*Collection entries*:
##############################

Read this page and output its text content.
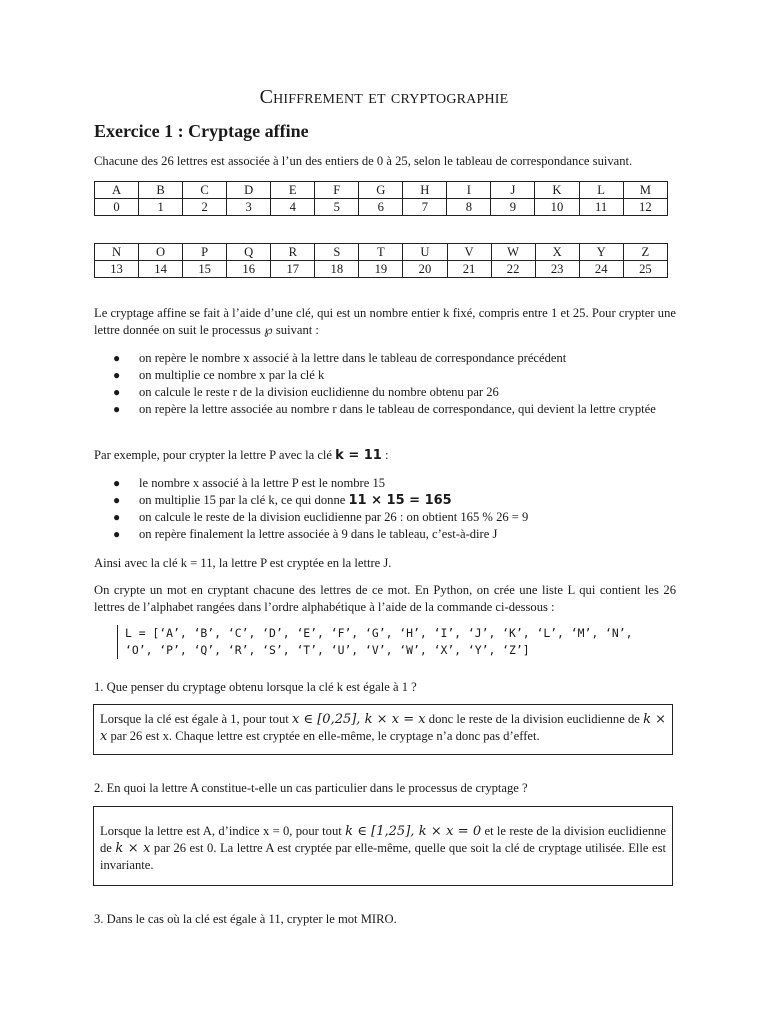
Chiffrement et cryptographie
Exercice 1 : Cryptage affine

Chacune des 26 lettres est associée à l’un des entiers de 0 à 25, selon le tableau de correspondance suivant.

A	B	C	D	E	F	G	H	I	J	K	L	M
0	1	2	3	4	5	6	7	8	9	10	11	12
N	O	P	Q	R	S	T	U	V	W	X	Y	Z
13	14	15	16	17	18	19	20	21	22	23	24	25

Le cryptage affine se fait à l’aide d’une clé, qui est un nombre entier k fixé, compris entre 1 et 25. Pour crypter une lettre donnée on suit le processus ℘ suivant :

● on repère le nombre x associé à la lettre dans le tableau de correspondance précédent
● on multiplie ce nombre x par la clé k
● on calcule le reste r de la division euclidienne du nombre obtenu par 26
● on repère la lettre associée au nombre r dans le tableau de correspondance, qui devient la lettre cryptée

Par exemple, pour crypter la lettre P avec la clé k = 11 :

● le nombre x associé à la lettre P est le nombre 15
● on multiplie 15 par la clé k, ce qui donne 11 × 15 = 165
● on calcule le reste de la division euclidienne par 26 : on obtient 165 % 26 = 9
● on repère finalement la lettre associée à 9 dans le tableau, c’est-à-dire J

Ainsi avec la clé k = 11, la lettre P est cryptée en la lettre J.

On crypte un mot en cryptant chacune des lettres de ce mot. En Python, on crée une liste L qui contient les 26 lettres de l’alphabet rangées dans l’ordre alphabétique à l’aide de la commande ci-dessous :

L = [‘A’, ‘B’, ‘C’, ‘D’, ‘E’, ‘F’, ‘G’, ‘H’, ‘I’, ‘J’, ‘K’, ‘L’, ‘M’, ‘N’,
‘O’, ‘P’, ‘Q’, ‘R’, ‘S’, ‘T’, ‘U’, ‘V’, ‘W’, ‘X’, ‘Y’, ‘Z’]

1. Que penser du cryptage obtenu lorsque la clé k est égale à 1 ?

Lorsque la clé est égale à 1, pour tout x ∈ [0,25], k × x = x donc le reste de la division euclidienne de k × x par 26 est x. Chaque lettre est cryptée en elle-même, le cryptage n’a donc pas d’effet.

2. En quoi la lettre A constitue-t-elle un cas particulier dans le processus de cryptage ?

Lorsque la lettre est A, d’indice x = 0, pour tout k ∈ [1,25], k × x = 0 et le reste de la division euclidienne de k × x par 26 est 0. La lettre A est cryptée par elle-même, quelle que soit la clé de cryptage utilisée. Elle est invariante.

3. Dans le cas où la clé est égale à 11, crypter le mot MIRO.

##############################

*Do this*:
Show all lines above holding "nombre".

*Answer in full*:
Le cryptage affine se fait à l’aide d’une clé, qui est un nombre entier k fixé, compris entre 1 et 25. Pour crypter une lettre donnée on suit le processus ℘ suivant :
● on repère le nombre x associé à la lettre dans le tableau de correspondance précédent
● on multiplie ce nombre x par la clé k
● on calcule le reste r de la division euclidienne du nombre obtenu par 26
● on repère la lettre associée au nombre r dans le tableau de correspondance, qui devient la lettre cryptée
● le nombre x associé à la lettre P est le nombre 15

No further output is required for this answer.